━━━━━ Data supplied ━━━━━
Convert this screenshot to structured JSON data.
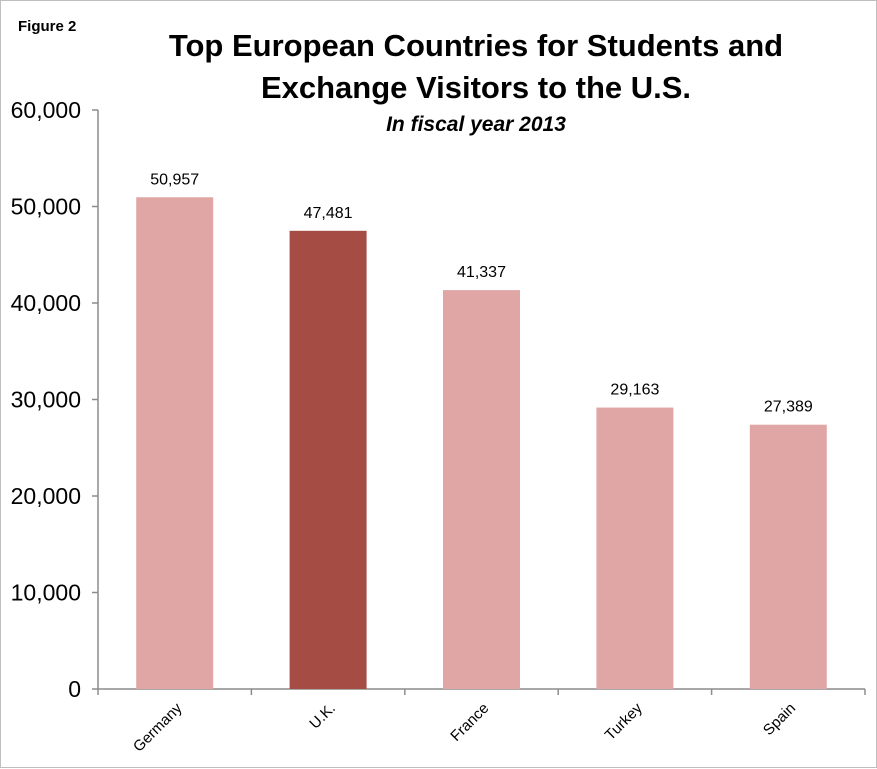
{
  "figure_label": "Figure 2",
  "chart_data": {
    "type": "bar",
    "title": "Top European Countries for Students and\nExchange Visitors to the U.S.",
    "subtitle": "In fiscal year 2013",
    "categories": [
      "Germany",
      "U.K.",
      "France",
      "Turkey",
      "Spain"
    ],
    "values": [
      50957,
      47481,
      41337,
      29163,
      27389
    ],
    "data_labels": [
      "50,957",
      "47,481",
      "41,337",
      "29,163",
      "27,389"
    ],
    "ylim": [
      0,
      60000
    ],
    "yticks": [
      0,
      10000,
      20000,
      30000,
      40000,
      50000,
      60000
    ],
    "ytick_labels": [
      "0",
      "10,000",
      "20,000",
      "30,000",
      "40,000",
      "50,000",
      "60,000"
    ],
    "grid": false,
    "legend": "none",
    "colors": {
      "default_bar": "#e0a6a5",
      "highlight_bar": "#a54c45",
      "axis": "#8c8c8c"
    },
    "highlight_category": "U.K."
  }
}
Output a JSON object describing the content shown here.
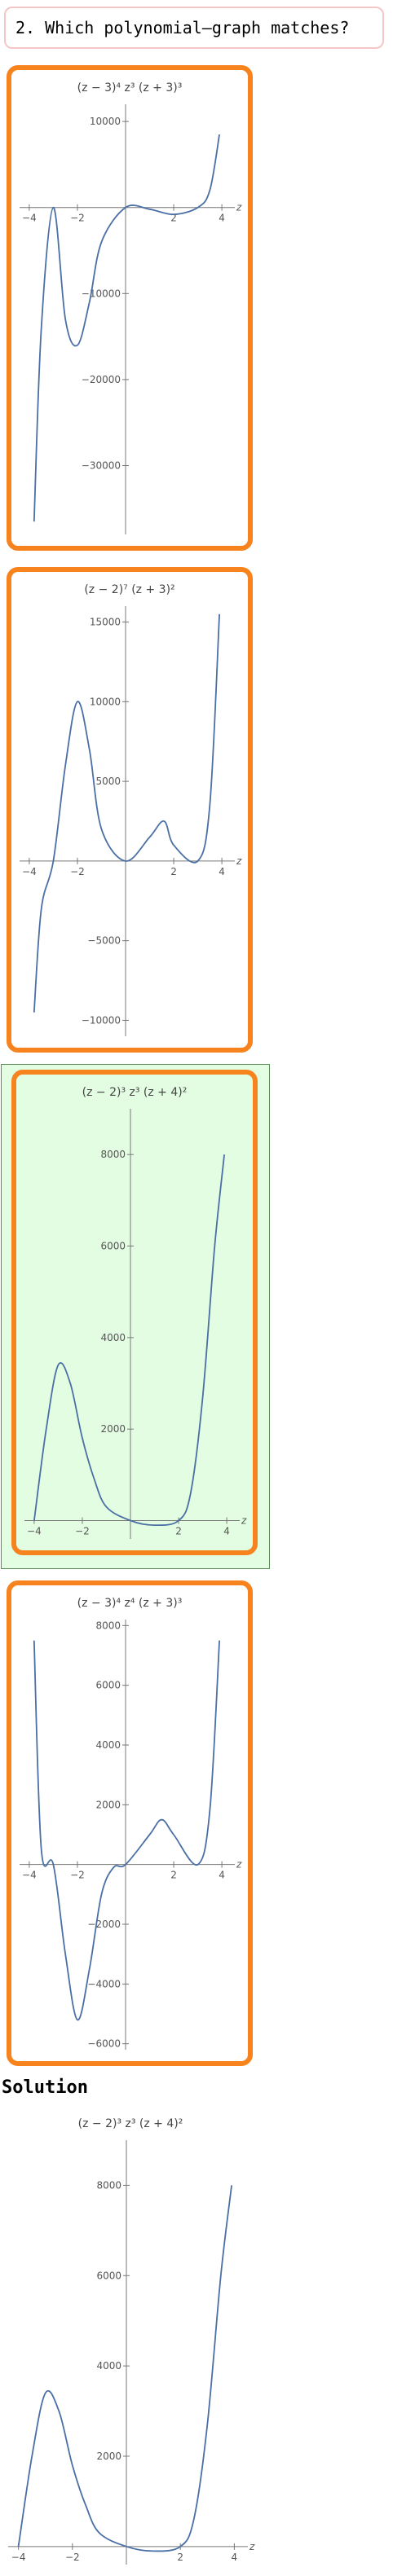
{
  "question": {
    "text": "2. Which polynomial–graph matches?"
  },
  "solution_heading": "Solution",
  "accent_color": "#f7831f",
  "selected_color": "#e3fde3",
  "curve_color": "#4a6fa5",
  "options": [
    {
      "id": "option-1",
      "title": "(z − 3)⁴ z³ (z + 3)³",
      "selected": false
    },
    {
      "id": "option-2",
      "title": "(z − 2)⁷ (z + 3)²",
      "selected": false
    },
    {
      "id": "option-3",
      "title": "(z − 2)³ z³ (z + 4)²",
      "selected": true
    },
    {
      "id": "option-4",
      "title": "(z − 3)⁴ z⁴ (z + 3)³",
      "selected": false
    }
  ],
  "chart_data": [
    {
      "type": "line",
      "title": "(z − 3)⁴ z³ (z + 3)³",
      "xlabel": "z",
      "ylabel": "",
      "xlim": [
        -4.2,
        4.2
      ],
      "ylim": [
        -38000,
        12000
      ],
      "x_ticks": [
        "−4",
        "−2",
        "2",
        "4"
      ],
      "y_ticks": [
        "10000",
        "−10000",
        "−20000",
        "−30000"
      ],
      "x": [
        -3.8,
        -3.5,
        -3.0,
        -2.5,
        -2.0,
        -1.5,
        -1.0,
        0,
        1.0,
        2.0,
        3.0,
        3.5,
        3.9
      ],
      "y": [
        -36500,
        -14000,
        0,
        -13000,
        -16000,
        -11000,
        -4000,
        0,
        -200,
        -800,
        0,
        2000,
        8500
      ]
    },
    {
      "type": "line",
      "title": "(z − 2)⁷ (z + 3)²",
      "xlabel": "z",
      "ylabel": "",
      "xlim": [
        -4.2,
        4.2
      ],
      "ylim": [
        -11000,
        16000
      ],
      "x_ticks": [
        "−4",
        "−2",
        "2",
        "4"
      ],
      "y_ticks": [
        "15000",
        "10000",
        "5000",
        "−5000",
        "−10000"
      ],
      "x": [
        -3.8,
        -3.5,
        -3.0,
        -2.5,
        -2.0,
        -1.5,
        -1.0,
        0,
        1.0,
        1.6,
        2.0,
        3.0,
        3.5,
        3.9
      ],
      "y": [
        -9500,
        -3000,
        0,
        6000,
        10000,
        7000,
        2000,
        0,
        1500,
        2500,
        1000,
        0,
        3500,
        15500
      ]
    },
    {
      "type": "line",
      "title": "(z − 2)³ z³ (z + 4)²",
      "xlabel": "z",
      "ylabel": "",
      "xlim": [
        -4.2,
        4.2
      ],
      "ylim": [
        -400,
        9000
      ],
      "x_ticks": [
        "−4",
        "−2",
        "2",
        "4"
      ],
      "y_ticks": [
        "8000",
        "6000",
        "4000",
        "2000"
      ],
      "x": [
        -4.0,
        -3.5,
        -3.0,
        -2.5,
        -2.0,
        -1.5,
        -1.0,
        0,
        1.0,
        2.0,
        2.5,
        3.0,
        3.5,
        3.9
      ],
      "y": [
        0,
        2000,
        3400,
        3000,
        1800,
        900,
        300,
        0,
        -100,
        0,
        600,
        2700,
        6000,
        8000
      ]
    },
    {
      "type": "line",
      "title": "(z − 3)⁴ z⁴ (z + 3)³",
      "xlabel": "z",
      "ylabel": "",
      "xlim": [
        -4.2,
        4.2
      ],
      "ylim": [
        -6200,
        8200
      ],
      "x_ticks": [
        "−4",
        "−2",
        "2",
        "4"
      ],
      "y_ticks": [
        "8000",
        "6000",
        "4000",
        "2000",
        "−2000",
        "−4000",
        "−6000"
      ],
      "x": [
        -3.8,
        -3.5,
        -3.0,
        -2.5,
        -2.0,
        -1.5,
        -1.0,
        -0.5,
        0,
        1.0,
        1.5,
        2.0,
        3.0,
        3.5,
        3.9
      ],
      "y": [
        7500,
        500,
        0,
        -3000,
        -5200,
        -3500,
        -1000,
        -100,
        0,
        1000,
        1500,
        1000,
        0,
        1800,
        7500
      ]
    },
    {
      "type": "line",
      "title": "(z − 2)³ z³ (z + 4)²",
      "xlabel": "z",
      "ylabel": "",
      "xlim": [
        -4.2,
        4.2
      ],
      "ylim": [
        -400,
        9000
      ],
      "x_ticks": [
        "−4",
        "−2",
        "2",
        "4"
      ],
      "y_ticks": [
        "8000",
        "6000",
        "4000",
        "2000"
      ],
      "x": [
        -4.0,
        -3.5,
        -3.0,
        -2.5,
        -2.0,
        -1.5,
        -1.0,
        0,
        1.0,
        2.0,
        2.5,
        3.0,
        3.5,
        3.9
      ],
      "y": [
        0,
        2000,
        3400,
        3000,
        1800,
        900,
        300,
        0,
        -100,
        0,
        600,
        2700,
        6000,
        8000
      ]
    }
  ]
}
━━━━━
- Given problem
Each line holding the word "JSON" counts once; report the total and nothing else.

- Completed exercise
2